■ What is needed
Omit all pictures and give the records below again exactly as written.

**********

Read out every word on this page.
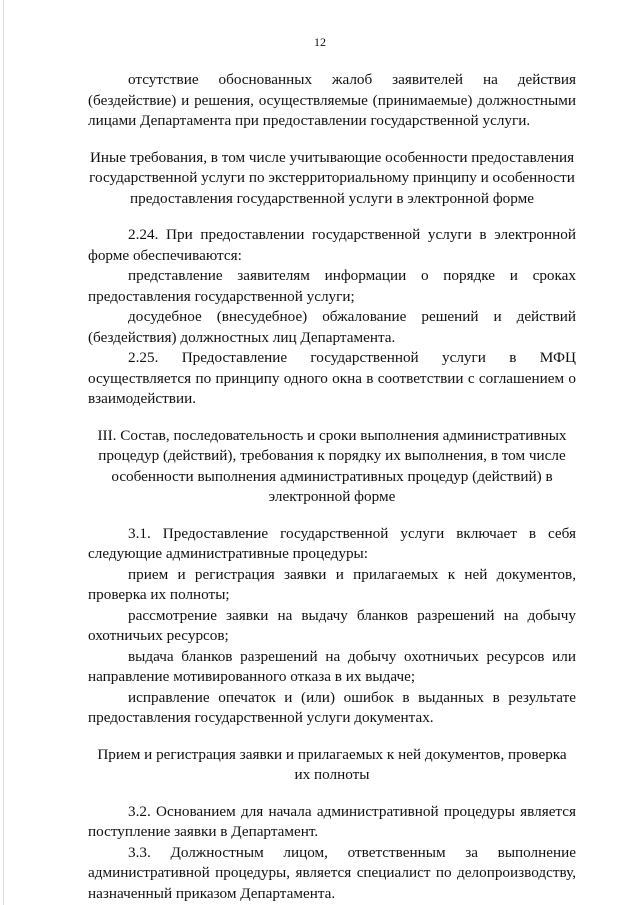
12

отсутствие обоснованных жалоб заявителей на действия (бездействие) и решения, осуществляемые (принимаемые) должностными лицами Департамента при предоставлении государственной услуги.

Иные требования, в том числе учитывающие особенности предоставления государственной услуги по экстерриториальному принципу и особенности предоставления государственной услуги в электронной форме

2.24. При предоставлении государственной услуги в электронной форме обеспечиваются:

представление заявителям информации о порядке и сроках предоставления государственной услуги;

досудебное (внесудебное) обжалование решений и действий (бездействия) должностных лиц Департамента.

2.25. Предоставление государственной услуги в МФЦ осуществляется по принципу одного окна в соответствии с соглашением о взаимодействии.

III. Состав, последовательность и сроки выполнения административных процедур (действий), требования к порядку их выполнения, в том числе особенности выполнения административных процедур (действий) в электронной форме

3.1. Предоставление государственной услуги включает в себя следующие административные процедуры:

прием и регистрация заявки и прилагаемых к ней документов, проверка их полноты;

рассмотрение заявки на выдачу бланков разрешений на добычу охотничьих ресурсов;

выдача бланков разрешений на добычу охотничьих ресурсов или направление мотивированного отказа в их выдаче;

исправление опечаток и (или) ошибок в выданных в результате предоставления государственной услуги документах.

Прием и регистрация заявки и прилагаемых к ней документов, проверка их полноты

3.2. Основанием для начала административной процедуры является поступление заявки в Департамент.

3.3. Должностным лицом, ответственным за выполнение административной процедуры, является специалист по делопроизводству, назначенный приказом Департамента.
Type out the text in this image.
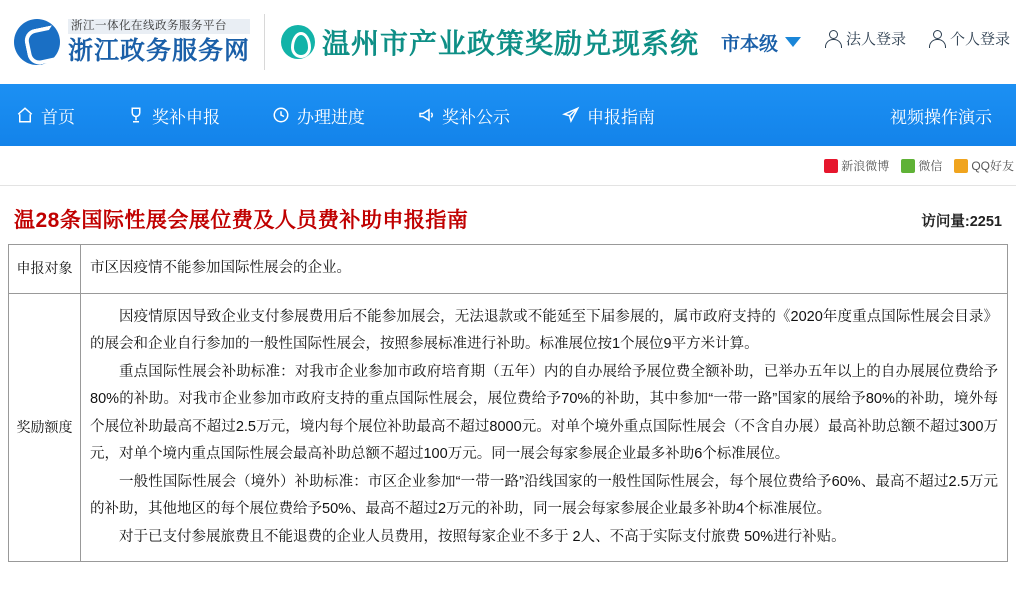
浙江一体化在线政务服务平台
浙江政务服务网	温州市产业政策奖励兑现系统 市本级	法人登录	个人登录
首页	奖补申报	办理进度	奖补公示	申报指南	视频操作演示
新浪微博 微信 QQ好友
温28条国际性展会展位费及人员费补助申报指南	访问量:2251
申报对象	市区因疫情不能参加国际性展会的企业。

奖励额度	因疫情原因导致企业支付参展费用后不能参加展会，无法退款或不能延至下届参展的，属市政府支持的《2020年度重点国际性展会目录》的展会和企业自行参加的一般性国际性展会，按照参展标准进行补助。标准展位按1个展位9平方米计算。

重点国际性展会补助标准：对我市企业参加市政府培育期（五年）内的自办展给予展位费全额补助，已举办五年以上的自办展展位费给予80%的补助。对我市企业参加市政府支持的重点国际性展会，展位费给予70%的补助，其中参加“一带一路”国家的展给予80%的补助，境外每个展位补助最高不超过2.5万元，境内每个展位补助最高不超过8000元。对单个境外重点国际性展会（不含自办展）最高补助总额不超过300万元，对单个境内重点国际性展会最高补助总额不超过100万元。同一展会每家参展企业最多补助6个标准展位。

一般性国际性展会（境外）补助标准：市区企业参加“一带一路”沿线国家的一般性国际性展会，每个展位费给予60%、最高不超过2.5万元的补助，其他地区的每个展位费给予50%、最高不超过2万元的补助，同一展会每家参展企业最多补助4个标准展位。

对于已支付参展旅费且不能退费的企业人员费用，按照每家企业不多于 2人、不高于实际支付旅费 50%进行补贴。
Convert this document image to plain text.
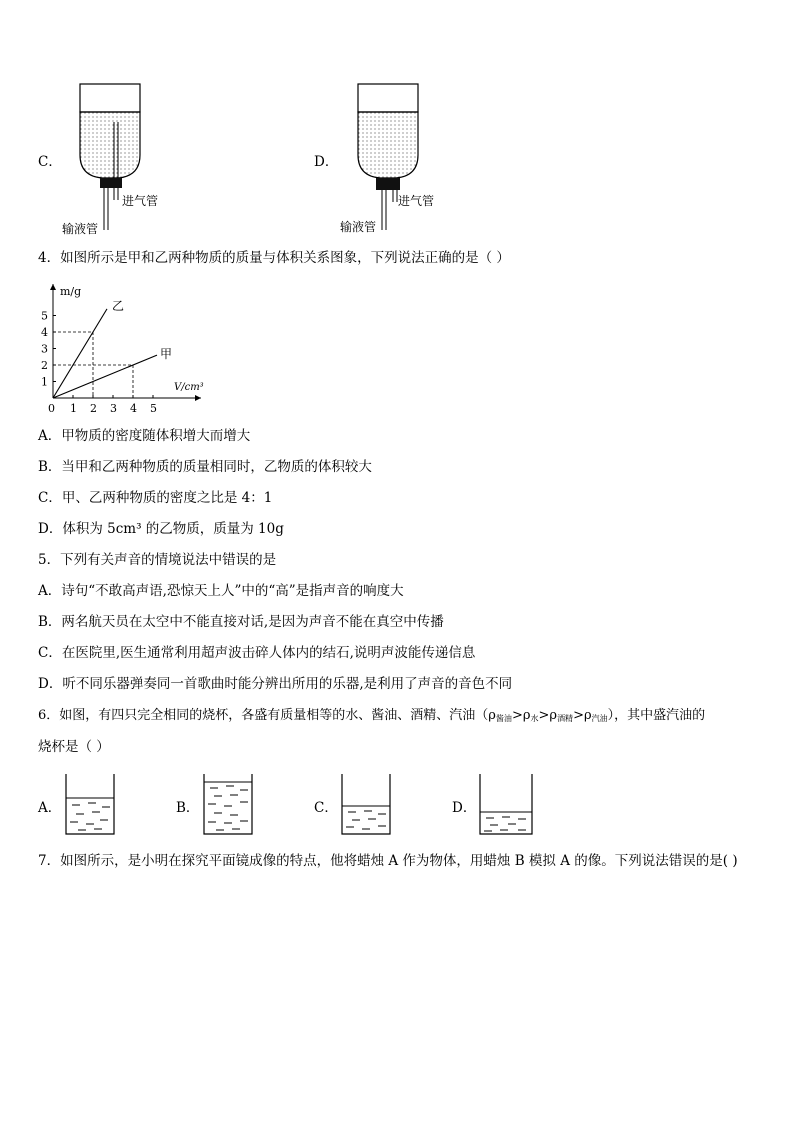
C．
进气管
输液管
D．
进气管
输液管
4．如图所示是甲和乙两种物质的质量与体积关系图象，下列说法正确的是（ ）
1 2 3 4 5
1
2
3
4
5
m/g
V/cm³
0
乙
甲
A．甲物质的密度随体积增大而增大
B．当甲和乙两种物质的质量相同时，乙物质的体积较大
C．甲、乙两种物质的密度之比是 4：1
D．体积为 5cm³ 的乙物质，质量为 10g
5．下列有关声音的情境说法中错误的是
A．诗句“不敢高声语,恐惊天上人”中的“高”是指声音的响度大
B．两名航天员在太空中不能直接对话,是因为声音不能在真空中传播
C．在医院里,医生通常利用超声波击碎人体内的结石,说明声波能传递信息
D．听不同乐器弹奏同一首歌曲时能分辨出所用的乐器,是利用了声音的音色不同
6．如图，有四只完全相同的烧杯，各盛有质量相等的水、酱油、酒精、汽油$(\rho_{酱油}>\rho_水>\rho_{酒精}>\rho_{汽油})$，其中盛汽油的
烧杯是（ ）
A．	B．	C．	D．
7．如图所示，是小明在探究平面镜成像的特点，他将蜡烛 A 作为物体，用蜡烛 B 模拟 A 的像。下列说法错误的是( )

**********

■ The output
Read out every word on this page.
12

отсутствие обоснованных жалоб заявителей на действия (бездействие) и решения, осуществляемые (принимаемые) должностными лицами Департамента при предоставлении государственной услуги.

Иные требования, в том числе учитывающие особенности предоставления государственной услуги по экстерриториальному принципу и особенности предоставления государственной услуги в электронной форме

2.24. При предоставлении государственной услуги в электронной форме обеспечиваются:

представление заявителям информации о порядке и сроках предоставления государственной услуги;

досудебное (внесудебное) обжалование решений и действий (бездействия) должностных лиц Департамента.

2.25. Предоставление государственной услуги в МФЦ осуществляется по принципу одного окна в соответствии с соглашением о взаимодействии.

III. Состав, последовательность и сроки выполнения административных процедур (действий), требования к порядку их выполнения, в том числе особенности выполнения административных процедур (действий) в электронной форме

3.1. Предоставление государственной услуги включает в себя следующие административные процедуры:

прием и регистрация заявки и прилагаемых к ней документов, проверка их полноты;

рассмотрение заявки на выдачу бланков разрешений на добычу охотничьих ресурсов;

выдача бланков разрешений на добычу охотничьих ресурсов или направление мотивированного отказа в их выдаче;

исправление опечаток и (или) ошибок в выданных в результате предоставления государственной услуги документах.

Прием и регистрация заявки и прилагаемых к ней документов, проверка их полноты

3.2. Основанием для начала административной процедуры является поступление заявки в Департамент.

3.3. Должностным лицом, ответственным за выполнение административной процедуры, является специалист по делопроизводству, назначенный приказом Департамента.
Type out the text in this image.
浙江一体化在线政务服务平台
浙江政务服务网	温州市产业政策奖励兑现系统 市本级	法人登录	个人登录
首页	奖补申报	办理进度	奖补公示	申报指南	视频操作演示
新浪微博 微信 QQ好友
温28条国际性展会展位费及人员费补助申报指南	访问量:2251
申报对象	市区因疫情不能参加国际性展会的企业。

奖励额度	因疫情原因导致企业支付参展费用后不能参加展会，无法退款或不能延至下届参展的，属市政府支持的《2020年度重点国际性展会目录》的展会和企业自行参加的一般性国际性展会，按照参展标准进行补助。标准展位按1个展位9平方米计算。

重点国际性展会补助标准：对我市企业参加市政府培育期（五年）内的自办展给予展位费全额补助，已举办五年以上的自办展展位费给予80%的补助。对我市企业参加市政府支持的重点国际性展会，展位费给予70%的补助，其中参加“一带一路”国家的展给予80%的补助，境外每个展位补助最高不超过2.5万元，境内每个展位补助最高不超过8000元。对单个境外重点国际性展会（不含自办展）最高补助总额不超过300万元，对单个境内重点国际性展会最高补助总额不超过100万元。同一展会每家参展企业最多补助6个标准展位。

一般性国际性展会（境外）补助标准：市区企业参加“一带一路”沿线国家的一般性国际性展会，每个展位费给予60%、最高不超过2.5万元的补助，其他地区的每个展位费给予50%、最高不超过2万元的补助，同一展会每家参展企业最多补助4个标准展位。

对于已支付参展旅费且不能退费的企业人员费用，按照每家企业不多于 2人、不高于实际支付旅费 50%进行补贴。
Convert this document image to plain text.
C．
进气管
输液管
D．
进气管
输液管
4．如图所示是甲和乙两种物质的质量与体积关系图象，下列说法正确的是（ ）
1 2 3 4 5
1
2
3
4
5
m/g
V/cm³
0
乙
甲
A．甲物质的密度随体积增大而增大
B．当甲和乙两种物质的质量相同时，乙物质的体积较大
C．甲、乙两种物质的密度之比是 4：1
D．体积为 5cm³ 的乙物质，质量为 10g
5．下列有关声音的情境说法中错误的是
A．诗句“不敢高声语,恐惊天上人”中的“高”是指声音的响度大
B．两名航天员在太空中不能直接对话,是因为声音不能在真空中传播
C．在医院里,医生通常利用超声波击碎人体内的结石,说明声波能传递信息
D．听不同乐器弹奏同一首歌曲时能分辨出所用的乐器,是利用了声音的音色不同
6．如图，有四只完全相同的烧杯，各盛有质量相等的水、酱油、酒精、汽油$(\rho_{酱油}>\rho_水>\rho_{酒精}>\rho_{汽油})$，其中盛汽油的
烧杯是（ ）
A．	B．	C．	D．
7．如图所示，是小明在探究平面镜成像的特点，他将蜡烛 A 作为物体，用蜡烛 B 模拟 A 的像。下列说法错误的是( )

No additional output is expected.